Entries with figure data
begin
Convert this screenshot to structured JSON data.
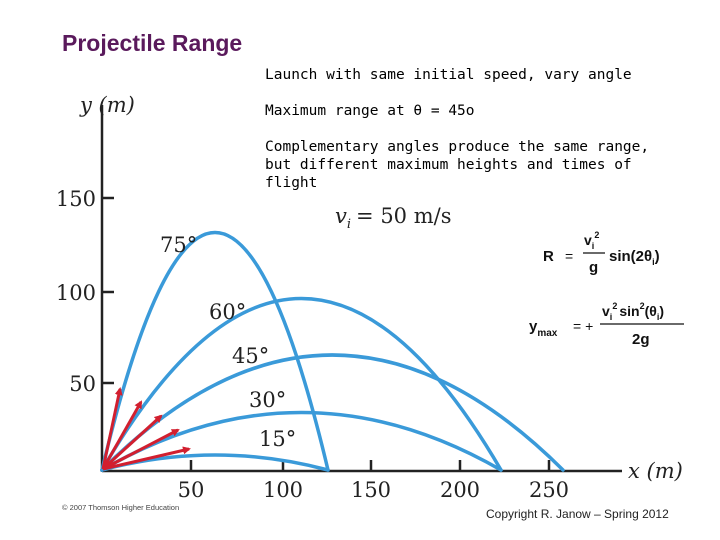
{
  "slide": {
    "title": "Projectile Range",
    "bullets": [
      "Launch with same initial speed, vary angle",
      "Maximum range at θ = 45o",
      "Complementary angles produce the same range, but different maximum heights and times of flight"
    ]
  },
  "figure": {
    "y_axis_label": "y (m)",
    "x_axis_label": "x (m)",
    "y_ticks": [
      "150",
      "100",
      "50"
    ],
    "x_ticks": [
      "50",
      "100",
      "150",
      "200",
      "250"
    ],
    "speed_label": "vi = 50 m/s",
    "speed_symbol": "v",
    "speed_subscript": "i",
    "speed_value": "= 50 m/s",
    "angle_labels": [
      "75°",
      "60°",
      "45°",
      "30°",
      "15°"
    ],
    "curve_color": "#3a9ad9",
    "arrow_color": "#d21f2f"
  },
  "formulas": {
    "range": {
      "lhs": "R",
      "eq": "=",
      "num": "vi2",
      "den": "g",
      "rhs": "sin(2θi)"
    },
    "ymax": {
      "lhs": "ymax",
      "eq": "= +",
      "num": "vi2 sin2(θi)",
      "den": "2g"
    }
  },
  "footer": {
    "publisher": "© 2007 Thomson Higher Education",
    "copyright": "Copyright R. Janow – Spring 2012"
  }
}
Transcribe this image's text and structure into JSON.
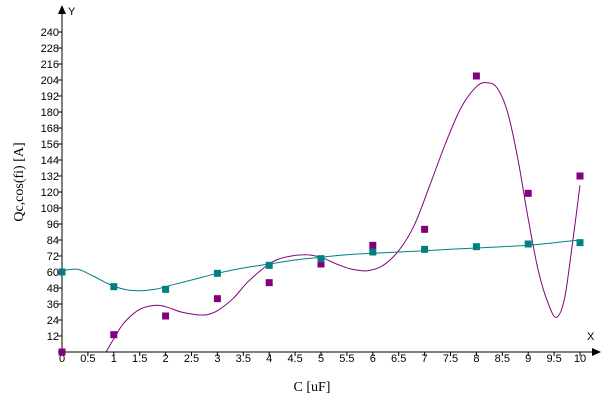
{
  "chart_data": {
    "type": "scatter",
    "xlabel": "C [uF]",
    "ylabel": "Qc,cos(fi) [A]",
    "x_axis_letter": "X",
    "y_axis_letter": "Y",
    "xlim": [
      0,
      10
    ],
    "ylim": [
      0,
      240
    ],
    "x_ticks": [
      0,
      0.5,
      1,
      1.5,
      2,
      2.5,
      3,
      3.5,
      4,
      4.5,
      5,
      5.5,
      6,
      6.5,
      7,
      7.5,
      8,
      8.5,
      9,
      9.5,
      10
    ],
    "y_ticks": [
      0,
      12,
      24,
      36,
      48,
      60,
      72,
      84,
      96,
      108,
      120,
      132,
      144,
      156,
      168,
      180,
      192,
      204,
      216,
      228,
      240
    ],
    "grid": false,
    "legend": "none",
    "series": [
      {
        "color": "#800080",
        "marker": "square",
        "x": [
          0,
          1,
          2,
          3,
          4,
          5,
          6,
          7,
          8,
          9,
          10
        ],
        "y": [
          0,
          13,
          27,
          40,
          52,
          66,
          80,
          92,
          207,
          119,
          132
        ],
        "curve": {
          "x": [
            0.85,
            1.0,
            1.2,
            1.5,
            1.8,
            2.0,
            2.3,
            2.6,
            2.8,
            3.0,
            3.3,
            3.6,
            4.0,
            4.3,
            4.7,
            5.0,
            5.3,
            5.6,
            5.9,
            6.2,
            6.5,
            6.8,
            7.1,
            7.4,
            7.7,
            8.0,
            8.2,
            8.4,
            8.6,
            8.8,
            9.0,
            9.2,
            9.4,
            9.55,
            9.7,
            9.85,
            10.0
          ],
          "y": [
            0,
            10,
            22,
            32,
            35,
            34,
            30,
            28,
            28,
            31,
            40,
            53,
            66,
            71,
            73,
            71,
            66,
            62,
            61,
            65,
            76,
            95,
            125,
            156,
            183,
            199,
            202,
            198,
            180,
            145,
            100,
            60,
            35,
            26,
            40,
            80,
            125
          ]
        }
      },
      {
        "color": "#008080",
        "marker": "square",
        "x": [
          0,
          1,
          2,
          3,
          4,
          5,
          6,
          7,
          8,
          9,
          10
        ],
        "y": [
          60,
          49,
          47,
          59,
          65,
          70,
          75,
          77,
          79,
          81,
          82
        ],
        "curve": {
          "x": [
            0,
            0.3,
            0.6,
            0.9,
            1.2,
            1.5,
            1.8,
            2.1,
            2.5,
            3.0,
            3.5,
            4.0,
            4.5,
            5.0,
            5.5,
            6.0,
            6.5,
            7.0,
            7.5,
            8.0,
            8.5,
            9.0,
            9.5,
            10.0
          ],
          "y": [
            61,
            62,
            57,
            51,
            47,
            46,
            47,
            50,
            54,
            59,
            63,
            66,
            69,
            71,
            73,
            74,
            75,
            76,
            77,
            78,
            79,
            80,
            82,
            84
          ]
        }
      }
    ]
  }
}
end
Instruction: Go through the material above and print all of it exactly, except the pictures.

Result for this task:
Convert this screenshot to structured JSON data.
{
  "slide": {
    "title": "Projectile Range",
    "bullets": [
      "Launch with same initial speed, vary angle",
      "Maximum range at θ = 45o",
      "Complementary angles produce the same range, but different maximum heights and times of flight"
    ]
  },
  "figure": {
    "y_axis_label": "y (m)",
    "x_axis_label": "x (m)",
    "y_ticks": [
      "150",
      "100",
      "50"
    ],
    "x_ticks": [
      "50",
      "100",
      "150",
      "200",
      "250"
    ],
    "speed_label": "vi = 50 m/s",
    "speed_symbol": "v",
    "speed_subscript": "i",
    "speed_value": "= 50 m/s",
    "angle_labels": [
      "75°",
      "60°",
      "45°",
      "30°",
      "15°"
    ],
    "curve_color": "#3a9ad9",
    "arrow_color": "#d21f2f"
  },
  "formulas": {
    "range": {
      "lhs": "R",
      "eq": "=",
      "num": "vi2",
      "den": "g",
      "rhs": "sin(2θi)"
    },
    "ymax": {
      "lhs": "ymax",
      "eq": "= +",
      "num": "vi2 sin2(θi)",
      "den": "2g"
    }
  },
  "footer": {
    "publisher": "© 2007 Thomson Higher Education",
    "copyright": "Copyright R. Janow – Spring 2012"
  }
}
Transcribe this image's text and structure into JSON.
{
  "chart_data": {
    "type": "scatter",
    "xlabel": "C [uF]",
    "ylabel": "Qc,cos(fi) [A]",
    "x_axis_letter": "X",
    "y_axis_letter": "Y",
    "xlim": [
      0,
      10
    ],
    "ylim": [
      0,
      240
    ],
    "x_ticks": [
      0,
      0.5,
      1,
      1.5,
      2,
      2.5,
      3,
      3.5,
      4,
      4.5,
      5,
      5.5,
      6,
      6.5,
      7,
      7.5,
      8,
      8.5,
      9,
      9.5,
      10
    ],
    "y_ticks": [
      0,
      12,
      24,
      36,
      48,
      60,
      72,
      84,
      96,
      108,
      120,
      132,
      144,
      156,
      168,
      180,
      192,
      204,
      216,
      228,
      240
    ],
    "grid": false,
    "legend": "none",
    "series": [
      {
        "color": "#800080",
        "marker": "square",
        "x": [
          0,
          1,
          2,
          3,
          4,
          5,
          6,
          7,
          8,
          9,
          10
        ],
        "y": [
          0,
          13,
          27,
          40,
          52,
          66,
          80,
          92,
          207,
          119,
          132
        ],
        "curve": {
          "x": [
            0.85,
            1.0,
            1.2,
            1.5,
            1.8,
            2.0,
            2.3,
            2.6,
            2.8,
            3.0,
            3.3,
            3.6,
            4.0,
            4.3,
            4.7,
            5.0,
            5.3,
            5.6,
            5.9,
            6.2,
            6.5,
            6.8,
            7.1,
            7.4,
            7.7,
            8.0,
            8.2,
            8.4,
            8.6,
            8.8,
            9.0,
            9.2,
            9.4,
            9.55,
            9.7,
            9.85,
            10.0
          ],
          "y": [
            0,
            10,
            22,
            32,
            35,
            34,
            30,
            28,
            28,
            31,
            40,
            53,
            66,
            71,
            73,
            71,
            66,
            62,
            61,
            65,
            76,
            95,
            125,
            156,
            183,
            199,
            202,
            198,
            180,
            145,
            100,
            60,
            35,
            26,
            40,
            80,
            125
          ]
        }
      },
      {
        "color": "#008080",
        "marker": "square",
        "x": [
          0,
          1,
          2,
          3,
          4,
          5,
          6,
          7,
          8,
          9,
          10
        ],
        "y": [
          60,
          49,
          47,
          59,
          65,
          70,
          75,
          77,
          79,
          81,
          82
        ],
        "curve": {
          "x": [
            0,
            0.3,
            0.6,
            0.9,
            1.2,
            1.5,
            1.8,
            2.1,
            2.5,
            3.0,
            3.5,
            4.0,
            4.5,
            5.0,
            5.5,
            6.0,
            6.5,
            7.0,
            7.5,
            8.0,
            8.5,
            9.0,
            9.5,
            10.0
          ],
          "y": [
            61,
            62,
            57,
            51,
            47,
            46,
            47,
            50,
            54,
            59,
            63,
            66,
            69,
            71,
            73,
            74,
            75,
            76,
            77,
            78,
            79,
            80,
            82,
            84
          ]
        }
      }
    ]
  }
}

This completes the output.